--- START OF Data listing ---

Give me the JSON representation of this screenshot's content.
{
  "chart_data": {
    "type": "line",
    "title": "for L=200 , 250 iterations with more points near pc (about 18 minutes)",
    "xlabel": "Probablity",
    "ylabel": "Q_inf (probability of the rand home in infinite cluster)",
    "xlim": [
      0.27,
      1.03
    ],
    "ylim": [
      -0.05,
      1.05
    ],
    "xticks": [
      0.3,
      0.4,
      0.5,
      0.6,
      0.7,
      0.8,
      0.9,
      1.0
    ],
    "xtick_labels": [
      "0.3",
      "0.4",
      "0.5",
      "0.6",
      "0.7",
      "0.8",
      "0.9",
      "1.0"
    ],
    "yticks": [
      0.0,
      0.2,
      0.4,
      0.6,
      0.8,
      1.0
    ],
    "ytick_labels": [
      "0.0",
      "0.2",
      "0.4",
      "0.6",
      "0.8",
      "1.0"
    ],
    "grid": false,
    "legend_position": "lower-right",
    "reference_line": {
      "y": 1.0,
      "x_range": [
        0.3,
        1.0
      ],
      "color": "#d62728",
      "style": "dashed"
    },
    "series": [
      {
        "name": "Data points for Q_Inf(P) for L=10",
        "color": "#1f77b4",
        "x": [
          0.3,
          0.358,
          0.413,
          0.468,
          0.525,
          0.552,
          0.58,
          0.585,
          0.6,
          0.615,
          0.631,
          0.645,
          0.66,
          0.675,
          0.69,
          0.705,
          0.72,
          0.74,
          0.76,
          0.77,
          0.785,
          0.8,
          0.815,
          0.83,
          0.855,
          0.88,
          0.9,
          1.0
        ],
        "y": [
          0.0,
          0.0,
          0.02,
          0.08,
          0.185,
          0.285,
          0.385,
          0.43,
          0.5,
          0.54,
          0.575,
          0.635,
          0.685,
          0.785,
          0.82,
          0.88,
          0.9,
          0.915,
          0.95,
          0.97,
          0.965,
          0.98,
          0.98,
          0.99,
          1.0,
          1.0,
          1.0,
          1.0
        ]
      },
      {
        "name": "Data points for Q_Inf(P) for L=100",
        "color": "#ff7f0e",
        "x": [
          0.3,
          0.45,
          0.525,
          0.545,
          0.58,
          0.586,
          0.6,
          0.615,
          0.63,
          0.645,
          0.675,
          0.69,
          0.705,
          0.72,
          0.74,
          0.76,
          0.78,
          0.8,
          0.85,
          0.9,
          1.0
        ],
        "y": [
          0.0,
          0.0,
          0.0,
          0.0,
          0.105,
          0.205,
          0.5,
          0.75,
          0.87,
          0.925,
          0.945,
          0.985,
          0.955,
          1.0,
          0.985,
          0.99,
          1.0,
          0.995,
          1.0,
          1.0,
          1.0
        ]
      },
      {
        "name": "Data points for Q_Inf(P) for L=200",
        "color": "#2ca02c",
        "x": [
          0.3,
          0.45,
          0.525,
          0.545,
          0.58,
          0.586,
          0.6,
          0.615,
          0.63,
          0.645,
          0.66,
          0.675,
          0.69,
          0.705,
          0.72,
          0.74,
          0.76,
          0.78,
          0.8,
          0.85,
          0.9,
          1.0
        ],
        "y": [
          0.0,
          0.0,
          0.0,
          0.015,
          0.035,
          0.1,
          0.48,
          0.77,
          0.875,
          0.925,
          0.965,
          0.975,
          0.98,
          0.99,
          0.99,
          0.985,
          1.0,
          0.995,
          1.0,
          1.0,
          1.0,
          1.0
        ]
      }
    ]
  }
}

--- END OF Data listing ---

Pick out each line that holds the string "points".

    "title": "for L=200 , 250 iterations with more points near pc (about 18 minutes)",
        "name": "Data points for Q_Inf(P) for L=10",
        "name": "Data points for Q_Inf(P) for L=100",
        "name": "Data points for Q_Inf(P) for L=200",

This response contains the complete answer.